WHAT YOU ARE ASKED TO DO> Check each line of the listing for the string "有时也可以不用称呼", count the lines that have it, and answer with that number only.

RAW DATA>
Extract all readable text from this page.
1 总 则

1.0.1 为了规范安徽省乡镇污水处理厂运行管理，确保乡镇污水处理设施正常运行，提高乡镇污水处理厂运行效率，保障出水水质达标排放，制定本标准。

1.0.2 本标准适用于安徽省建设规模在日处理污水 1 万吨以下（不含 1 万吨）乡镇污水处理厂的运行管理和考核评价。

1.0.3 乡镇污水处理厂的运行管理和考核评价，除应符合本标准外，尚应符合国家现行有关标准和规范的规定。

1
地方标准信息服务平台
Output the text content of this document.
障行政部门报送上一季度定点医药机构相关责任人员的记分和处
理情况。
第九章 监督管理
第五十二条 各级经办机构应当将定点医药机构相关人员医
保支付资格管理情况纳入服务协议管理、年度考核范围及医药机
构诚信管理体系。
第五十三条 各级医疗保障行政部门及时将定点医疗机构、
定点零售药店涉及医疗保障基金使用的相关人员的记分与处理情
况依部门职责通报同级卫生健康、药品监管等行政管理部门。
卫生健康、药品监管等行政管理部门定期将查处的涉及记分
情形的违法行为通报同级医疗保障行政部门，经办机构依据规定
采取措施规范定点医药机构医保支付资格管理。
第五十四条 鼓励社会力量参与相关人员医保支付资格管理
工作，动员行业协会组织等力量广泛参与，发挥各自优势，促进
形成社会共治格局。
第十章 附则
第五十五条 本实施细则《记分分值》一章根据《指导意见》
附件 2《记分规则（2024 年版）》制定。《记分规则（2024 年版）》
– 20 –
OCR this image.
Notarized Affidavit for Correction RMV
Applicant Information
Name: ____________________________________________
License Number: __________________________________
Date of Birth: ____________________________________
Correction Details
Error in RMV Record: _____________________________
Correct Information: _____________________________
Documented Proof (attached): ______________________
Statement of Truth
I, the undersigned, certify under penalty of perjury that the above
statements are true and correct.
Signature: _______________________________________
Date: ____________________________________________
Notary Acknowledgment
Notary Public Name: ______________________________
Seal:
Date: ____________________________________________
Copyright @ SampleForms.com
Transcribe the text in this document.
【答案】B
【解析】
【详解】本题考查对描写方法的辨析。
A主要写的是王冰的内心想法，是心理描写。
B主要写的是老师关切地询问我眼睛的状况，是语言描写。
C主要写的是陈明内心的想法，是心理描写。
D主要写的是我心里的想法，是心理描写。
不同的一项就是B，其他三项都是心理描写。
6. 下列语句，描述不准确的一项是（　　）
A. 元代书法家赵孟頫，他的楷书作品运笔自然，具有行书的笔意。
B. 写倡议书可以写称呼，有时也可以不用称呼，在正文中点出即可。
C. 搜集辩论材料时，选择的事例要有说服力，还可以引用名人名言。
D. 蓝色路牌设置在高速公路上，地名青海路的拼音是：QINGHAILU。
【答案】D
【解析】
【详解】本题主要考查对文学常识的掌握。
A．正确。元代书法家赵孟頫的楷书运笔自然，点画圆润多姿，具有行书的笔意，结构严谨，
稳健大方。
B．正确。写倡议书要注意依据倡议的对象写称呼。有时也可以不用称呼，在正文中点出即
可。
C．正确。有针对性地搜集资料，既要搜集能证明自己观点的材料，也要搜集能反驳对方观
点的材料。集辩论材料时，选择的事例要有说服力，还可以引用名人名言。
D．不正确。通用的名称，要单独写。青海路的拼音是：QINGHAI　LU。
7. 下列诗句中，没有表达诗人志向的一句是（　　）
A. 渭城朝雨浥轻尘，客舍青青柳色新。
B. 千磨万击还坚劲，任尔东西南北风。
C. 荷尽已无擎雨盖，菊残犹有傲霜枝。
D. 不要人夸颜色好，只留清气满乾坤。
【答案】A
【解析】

RESULT OF THIS TASK> 2